→ **Stated problem**: Using the material that follows, identify and copy each line with the string "link".

→ **Available records**:
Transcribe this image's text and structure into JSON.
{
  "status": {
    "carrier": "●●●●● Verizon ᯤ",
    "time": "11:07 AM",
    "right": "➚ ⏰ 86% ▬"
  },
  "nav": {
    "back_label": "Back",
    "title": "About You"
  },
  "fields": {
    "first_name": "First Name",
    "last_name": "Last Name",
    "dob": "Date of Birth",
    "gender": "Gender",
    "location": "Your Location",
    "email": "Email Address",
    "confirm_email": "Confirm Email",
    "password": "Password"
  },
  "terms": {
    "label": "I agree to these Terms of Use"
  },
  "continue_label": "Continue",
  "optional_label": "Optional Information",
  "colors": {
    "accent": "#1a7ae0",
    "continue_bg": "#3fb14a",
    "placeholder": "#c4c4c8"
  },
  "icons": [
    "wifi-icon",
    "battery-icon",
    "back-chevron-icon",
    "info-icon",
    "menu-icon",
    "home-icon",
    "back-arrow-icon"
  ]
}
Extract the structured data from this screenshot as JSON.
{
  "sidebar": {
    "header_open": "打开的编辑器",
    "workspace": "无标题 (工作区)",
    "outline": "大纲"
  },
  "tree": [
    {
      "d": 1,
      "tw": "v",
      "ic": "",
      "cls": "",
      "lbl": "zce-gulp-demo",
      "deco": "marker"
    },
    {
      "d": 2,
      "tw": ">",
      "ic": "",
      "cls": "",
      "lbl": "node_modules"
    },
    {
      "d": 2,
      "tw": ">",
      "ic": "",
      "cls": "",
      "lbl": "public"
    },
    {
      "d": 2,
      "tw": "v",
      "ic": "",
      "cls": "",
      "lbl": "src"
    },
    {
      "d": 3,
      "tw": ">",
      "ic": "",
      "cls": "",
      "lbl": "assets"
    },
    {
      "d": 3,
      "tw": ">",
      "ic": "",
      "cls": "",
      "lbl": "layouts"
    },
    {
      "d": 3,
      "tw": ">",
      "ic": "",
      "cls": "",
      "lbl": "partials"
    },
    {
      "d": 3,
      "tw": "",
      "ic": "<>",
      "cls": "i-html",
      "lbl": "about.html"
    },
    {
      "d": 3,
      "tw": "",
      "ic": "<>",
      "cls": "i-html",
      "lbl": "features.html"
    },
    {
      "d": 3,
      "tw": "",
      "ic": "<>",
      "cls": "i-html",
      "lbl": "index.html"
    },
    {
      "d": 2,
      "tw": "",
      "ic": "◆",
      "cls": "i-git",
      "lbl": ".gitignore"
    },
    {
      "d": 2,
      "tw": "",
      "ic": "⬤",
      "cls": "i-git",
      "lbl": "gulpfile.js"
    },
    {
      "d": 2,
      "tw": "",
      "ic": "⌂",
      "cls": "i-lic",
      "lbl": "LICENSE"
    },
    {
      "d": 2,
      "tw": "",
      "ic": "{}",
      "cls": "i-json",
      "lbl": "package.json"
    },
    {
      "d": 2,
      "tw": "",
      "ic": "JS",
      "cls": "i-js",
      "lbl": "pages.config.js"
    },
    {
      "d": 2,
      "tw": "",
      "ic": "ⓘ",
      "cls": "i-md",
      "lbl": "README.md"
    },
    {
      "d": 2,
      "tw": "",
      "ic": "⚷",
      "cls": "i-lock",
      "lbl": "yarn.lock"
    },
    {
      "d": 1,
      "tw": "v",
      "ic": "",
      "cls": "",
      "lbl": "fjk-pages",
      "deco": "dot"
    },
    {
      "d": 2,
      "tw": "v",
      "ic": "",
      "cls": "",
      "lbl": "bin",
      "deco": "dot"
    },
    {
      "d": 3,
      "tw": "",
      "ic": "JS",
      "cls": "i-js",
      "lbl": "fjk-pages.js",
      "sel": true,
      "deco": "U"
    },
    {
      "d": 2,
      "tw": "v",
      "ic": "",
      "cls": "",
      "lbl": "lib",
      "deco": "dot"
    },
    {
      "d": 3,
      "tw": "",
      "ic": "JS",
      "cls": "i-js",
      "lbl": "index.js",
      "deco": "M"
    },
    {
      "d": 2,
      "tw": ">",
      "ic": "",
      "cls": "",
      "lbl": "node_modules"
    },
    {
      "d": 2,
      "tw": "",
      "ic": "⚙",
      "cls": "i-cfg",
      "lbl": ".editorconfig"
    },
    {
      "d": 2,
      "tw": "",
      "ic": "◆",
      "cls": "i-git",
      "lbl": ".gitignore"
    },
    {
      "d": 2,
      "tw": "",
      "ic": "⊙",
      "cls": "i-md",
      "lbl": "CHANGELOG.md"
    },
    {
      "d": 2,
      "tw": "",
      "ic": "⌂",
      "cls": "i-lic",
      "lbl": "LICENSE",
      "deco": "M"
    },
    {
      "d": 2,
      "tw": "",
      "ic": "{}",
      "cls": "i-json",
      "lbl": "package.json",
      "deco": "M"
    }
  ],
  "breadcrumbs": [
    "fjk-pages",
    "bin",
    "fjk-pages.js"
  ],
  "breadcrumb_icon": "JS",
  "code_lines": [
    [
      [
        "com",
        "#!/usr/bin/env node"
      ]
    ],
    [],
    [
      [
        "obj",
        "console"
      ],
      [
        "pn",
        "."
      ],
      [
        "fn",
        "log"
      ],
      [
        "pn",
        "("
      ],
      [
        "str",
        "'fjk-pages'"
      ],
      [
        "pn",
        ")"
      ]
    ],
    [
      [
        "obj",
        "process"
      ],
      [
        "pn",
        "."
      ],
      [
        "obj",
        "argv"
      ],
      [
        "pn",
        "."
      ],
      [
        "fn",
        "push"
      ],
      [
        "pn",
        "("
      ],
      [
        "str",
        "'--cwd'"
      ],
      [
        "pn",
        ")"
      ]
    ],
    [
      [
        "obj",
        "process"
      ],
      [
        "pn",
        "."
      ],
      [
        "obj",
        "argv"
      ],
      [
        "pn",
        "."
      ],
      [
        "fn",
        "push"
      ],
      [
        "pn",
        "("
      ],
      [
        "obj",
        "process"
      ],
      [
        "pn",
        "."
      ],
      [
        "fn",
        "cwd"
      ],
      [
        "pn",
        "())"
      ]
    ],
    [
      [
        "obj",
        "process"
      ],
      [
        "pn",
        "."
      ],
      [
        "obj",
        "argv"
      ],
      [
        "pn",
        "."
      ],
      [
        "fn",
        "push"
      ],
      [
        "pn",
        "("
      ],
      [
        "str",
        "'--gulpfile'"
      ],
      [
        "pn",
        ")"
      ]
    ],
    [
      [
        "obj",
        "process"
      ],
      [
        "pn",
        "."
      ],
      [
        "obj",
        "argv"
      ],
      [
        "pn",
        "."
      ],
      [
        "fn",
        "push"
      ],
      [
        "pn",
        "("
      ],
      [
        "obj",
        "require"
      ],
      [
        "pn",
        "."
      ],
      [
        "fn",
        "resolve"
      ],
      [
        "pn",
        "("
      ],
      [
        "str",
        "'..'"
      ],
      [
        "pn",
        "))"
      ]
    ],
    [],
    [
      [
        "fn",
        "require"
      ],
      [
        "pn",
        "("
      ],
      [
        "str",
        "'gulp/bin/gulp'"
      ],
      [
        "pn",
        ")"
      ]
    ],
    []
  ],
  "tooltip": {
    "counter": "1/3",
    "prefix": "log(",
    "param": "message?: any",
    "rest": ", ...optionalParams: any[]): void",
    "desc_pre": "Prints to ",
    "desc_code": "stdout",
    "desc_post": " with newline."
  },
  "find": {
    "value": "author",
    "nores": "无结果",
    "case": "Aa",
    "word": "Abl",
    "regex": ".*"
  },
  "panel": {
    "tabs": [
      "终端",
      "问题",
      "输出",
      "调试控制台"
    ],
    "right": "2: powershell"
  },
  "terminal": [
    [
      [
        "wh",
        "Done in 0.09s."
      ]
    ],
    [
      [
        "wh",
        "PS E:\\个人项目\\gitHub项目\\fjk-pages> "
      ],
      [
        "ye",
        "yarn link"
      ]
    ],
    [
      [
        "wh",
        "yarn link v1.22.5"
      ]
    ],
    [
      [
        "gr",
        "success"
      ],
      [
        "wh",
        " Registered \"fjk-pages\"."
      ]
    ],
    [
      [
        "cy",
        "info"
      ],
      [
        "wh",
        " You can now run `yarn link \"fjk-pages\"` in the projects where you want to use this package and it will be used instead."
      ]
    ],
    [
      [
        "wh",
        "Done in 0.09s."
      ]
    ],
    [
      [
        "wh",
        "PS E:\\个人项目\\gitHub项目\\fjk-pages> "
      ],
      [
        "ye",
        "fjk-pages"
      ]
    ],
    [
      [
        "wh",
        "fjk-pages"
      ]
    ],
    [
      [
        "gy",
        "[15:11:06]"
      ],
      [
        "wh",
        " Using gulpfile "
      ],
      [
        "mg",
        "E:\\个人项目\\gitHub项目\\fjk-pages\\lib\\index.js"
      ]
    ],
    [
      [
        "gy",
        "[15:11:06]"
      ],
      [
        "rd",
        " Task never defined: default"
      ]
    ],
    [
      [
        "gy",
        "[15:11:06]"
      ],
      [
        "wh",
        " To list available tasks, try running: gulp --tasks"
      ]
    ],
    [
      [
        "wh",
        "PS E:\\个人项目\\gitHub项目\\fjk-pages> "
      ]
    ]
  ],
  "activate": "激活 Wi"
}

→ **Output below**:
        "yarn link"
        "yarn link v1.22.5"
        " You can now run `yarn link \"fjk-pages\"` in the projects where you want to use this package and it will be used instead."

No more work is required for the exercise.